— Start —

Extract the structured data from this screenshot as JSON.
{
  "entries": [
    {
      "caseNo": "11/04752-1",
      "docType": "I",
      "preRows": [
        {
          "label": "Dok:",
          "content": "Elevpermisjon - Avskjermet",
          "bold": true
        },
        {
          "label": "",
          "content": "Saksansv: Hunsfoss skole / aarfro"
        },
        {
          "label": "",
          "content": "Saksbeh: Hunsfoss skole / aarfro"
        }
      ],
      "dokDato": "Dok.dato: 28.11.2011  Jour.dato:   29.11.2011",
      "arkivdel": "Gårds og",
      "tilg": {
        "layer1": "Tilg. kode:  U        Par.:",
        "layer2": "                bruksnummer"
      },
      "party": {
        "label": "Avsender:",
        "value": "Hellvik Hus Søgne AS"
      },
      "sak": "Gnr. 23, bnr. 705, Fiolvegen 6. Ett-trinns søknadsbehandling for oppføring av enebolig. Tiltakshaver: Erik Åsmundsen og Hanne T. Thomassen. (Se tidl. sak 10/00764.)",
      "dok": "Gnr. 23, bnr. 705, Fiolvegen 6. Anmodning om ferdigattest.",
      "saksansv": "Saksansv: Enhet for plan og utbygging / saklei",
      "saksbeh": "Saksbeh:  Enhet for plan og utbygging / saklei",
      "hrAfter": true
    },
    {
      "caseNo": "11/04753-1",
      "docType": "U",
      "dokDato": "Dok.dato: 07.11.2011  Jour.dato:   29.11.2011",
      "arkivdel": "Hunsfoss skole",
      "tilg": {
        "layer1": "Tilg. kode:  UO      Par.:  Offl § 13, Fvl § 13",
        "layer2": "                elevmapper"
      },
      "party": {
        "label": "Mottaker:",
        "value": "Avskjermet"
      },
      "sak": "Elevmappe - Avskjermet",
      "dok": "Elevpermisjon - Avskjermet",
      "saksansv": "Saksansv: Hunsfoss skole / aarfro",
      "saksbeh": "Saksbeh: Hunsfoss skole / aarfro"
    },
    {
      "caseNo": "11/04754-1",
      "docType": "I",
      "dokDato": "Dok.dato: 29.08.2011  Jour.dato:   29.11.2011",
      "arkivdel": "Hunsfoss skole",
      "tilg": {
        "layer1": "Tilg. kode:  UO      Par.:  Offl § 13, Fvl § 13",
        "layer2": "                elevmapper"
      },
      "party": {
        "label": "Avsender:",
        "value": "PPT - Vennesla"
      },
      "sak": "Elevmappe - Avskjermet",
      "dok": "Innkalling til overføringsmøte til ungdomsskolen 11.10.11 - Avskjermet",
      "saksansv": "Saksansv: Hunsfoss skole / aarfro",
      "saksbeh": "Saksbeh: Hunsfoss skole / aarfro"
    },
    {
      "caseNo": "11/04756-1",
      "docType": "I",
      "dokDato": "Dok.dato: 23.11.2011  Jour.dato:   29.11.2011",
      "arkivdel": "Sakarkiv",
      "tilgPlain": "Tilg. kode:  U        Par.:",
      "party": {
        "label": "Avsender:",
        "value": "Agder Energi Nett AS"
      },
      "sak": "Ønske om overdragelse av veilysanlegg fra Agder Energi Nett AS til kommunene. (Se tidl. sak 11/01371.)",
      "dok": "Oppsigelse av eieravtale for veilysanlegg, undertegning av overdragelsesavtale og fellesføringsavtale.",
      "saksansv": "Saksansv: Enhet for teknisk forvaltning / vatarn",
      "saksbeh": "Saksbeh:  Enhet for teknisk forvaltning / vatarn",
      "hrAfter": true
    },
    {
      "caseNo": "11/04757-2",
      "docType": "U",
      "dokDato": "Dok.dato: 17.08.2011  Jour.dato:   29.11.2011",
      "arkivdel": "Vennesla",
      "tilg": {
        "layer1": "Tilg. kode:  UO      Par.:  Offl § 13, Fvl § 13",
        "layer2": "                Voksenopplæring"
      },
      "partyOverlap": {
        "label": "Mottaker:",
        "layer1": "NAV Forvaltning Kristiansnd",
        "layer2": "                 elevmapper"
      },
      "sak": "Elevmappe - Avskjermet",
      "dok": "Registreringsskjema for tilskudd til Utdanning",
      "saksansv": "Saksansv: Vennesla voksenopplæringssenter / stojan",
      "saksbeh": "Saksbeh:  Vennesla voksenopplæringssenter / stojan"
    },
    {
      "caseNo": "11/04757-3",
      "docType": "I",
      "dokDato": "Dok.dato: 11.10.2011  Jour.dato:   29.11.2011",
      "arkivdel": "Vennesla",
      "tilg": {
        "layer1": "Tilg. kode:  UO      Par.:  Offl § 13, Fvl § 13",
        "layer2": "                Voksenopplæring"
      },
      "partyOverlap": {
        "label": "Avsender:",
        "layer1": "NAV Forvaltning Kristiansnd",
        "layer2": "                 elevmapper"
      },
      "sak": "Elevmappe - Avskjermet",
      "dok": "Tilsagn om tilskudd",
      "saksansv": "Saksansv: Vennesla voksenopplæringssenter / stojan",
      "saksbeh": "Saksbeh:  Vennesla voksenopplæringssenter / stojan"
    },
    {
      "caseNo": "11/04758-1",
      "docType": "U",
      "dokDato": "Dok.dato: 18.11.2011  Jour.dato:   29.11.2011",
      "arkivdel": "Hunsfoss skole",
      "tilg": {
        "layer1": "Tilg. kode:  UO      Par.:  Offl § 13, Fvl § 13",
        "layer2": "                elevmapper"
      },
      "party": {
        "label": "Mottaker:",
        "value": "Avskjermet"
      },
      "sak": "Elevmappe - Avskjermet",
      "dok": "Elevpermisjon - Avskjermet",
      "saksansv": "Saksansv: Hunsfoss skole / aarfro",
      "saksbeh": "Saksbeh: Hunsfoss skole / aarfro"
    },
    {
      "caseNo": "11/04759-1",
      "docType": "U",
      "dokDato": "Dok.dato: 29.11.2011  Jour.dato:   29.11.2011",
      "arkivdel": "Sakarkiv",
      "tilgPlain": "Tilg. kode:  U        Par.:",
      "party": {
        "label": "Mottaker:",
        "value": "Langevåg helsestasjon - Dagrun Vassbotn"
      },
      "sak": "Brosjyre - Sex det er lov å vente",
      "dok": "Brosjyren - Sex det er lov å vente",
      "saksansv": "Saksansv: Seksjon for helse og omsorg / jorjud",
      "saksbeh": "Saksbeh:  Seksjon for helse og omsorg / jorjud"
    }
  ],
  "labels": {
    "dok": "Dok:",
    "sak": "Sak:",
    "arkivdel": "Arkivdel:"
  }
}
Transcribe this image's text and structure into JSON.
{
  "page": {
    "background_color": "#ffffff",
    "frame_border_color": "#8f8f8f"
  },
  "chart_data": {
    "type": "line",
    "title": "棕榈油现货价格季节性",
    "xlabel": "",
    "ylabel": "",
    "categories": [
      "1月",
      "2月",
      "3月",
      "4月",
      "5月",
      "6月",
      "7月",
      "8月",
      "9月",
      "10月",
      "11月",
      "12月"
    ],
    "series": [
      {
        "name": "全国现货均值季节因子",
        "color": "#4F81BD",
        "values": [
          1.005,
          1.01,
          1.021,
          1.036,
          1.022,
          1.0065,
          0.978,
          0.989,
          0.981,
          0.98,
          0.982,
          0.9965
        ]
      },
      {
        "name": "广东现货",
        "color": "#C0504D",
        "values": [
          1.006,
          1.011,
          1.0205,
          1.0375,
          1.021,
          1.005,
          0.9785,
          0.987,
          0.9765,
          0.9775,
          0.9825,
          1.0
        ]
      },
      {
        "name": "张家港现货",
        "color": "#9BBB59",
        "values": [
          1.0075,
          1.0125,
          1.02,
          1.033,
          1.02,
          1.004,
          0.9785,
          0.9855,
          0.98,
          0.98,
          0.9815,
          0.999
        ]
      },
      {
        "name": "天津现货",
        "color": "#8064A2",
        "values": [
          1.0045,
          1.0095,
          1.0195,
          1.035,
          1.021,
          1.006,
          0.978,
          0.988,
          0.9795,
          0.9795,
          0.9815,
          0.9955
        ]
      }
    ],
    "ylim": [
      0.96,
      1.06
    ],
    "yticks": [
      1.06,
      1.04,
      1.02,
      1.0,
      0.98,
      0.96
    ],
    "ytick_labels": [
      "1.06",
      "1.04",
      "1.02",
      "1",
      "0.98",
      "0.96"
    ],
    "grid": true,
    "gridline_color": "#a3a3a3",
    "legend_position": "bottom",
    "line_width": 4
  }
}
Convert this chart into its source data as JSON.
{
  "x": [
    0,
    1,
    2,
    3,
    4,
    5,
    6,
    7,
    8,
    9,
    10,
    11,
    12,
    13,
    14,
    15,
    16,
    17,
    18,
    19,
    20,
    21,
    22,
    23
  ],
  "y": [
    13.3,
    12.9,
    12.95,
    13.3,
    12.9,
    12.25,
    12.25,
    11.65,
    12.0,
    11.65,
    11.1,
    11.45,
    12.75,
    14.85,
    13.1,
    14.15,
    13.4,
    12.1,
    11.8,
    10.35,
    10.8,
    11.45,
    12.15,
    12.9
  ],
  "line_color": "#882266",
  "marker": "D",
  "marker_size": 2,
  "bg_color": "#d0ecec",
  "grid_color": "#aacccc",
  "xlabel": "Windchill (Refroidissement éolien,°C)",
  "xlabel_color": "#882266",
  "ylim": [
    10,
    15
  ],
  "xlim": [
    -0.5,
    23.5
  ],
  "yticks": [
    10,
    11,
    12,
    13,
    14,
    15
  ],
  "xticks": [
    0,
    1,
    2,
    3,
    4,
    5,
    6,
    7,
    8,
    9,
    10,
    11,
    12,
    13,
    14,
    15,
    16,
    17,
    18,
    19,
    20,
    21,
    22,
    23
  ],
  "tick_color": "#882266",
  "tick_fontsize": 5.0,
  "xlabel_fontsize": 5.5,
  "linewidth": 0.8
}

— End —

◆ What to produce ◆
Find the word "JSON" and list each line it appears in.

◆ Result of the exercise ◆
Extract the structured data from this screenshot as JSON.
Transcribe this image's text and structure into JSON.
Convert this chart into its source data as JSON.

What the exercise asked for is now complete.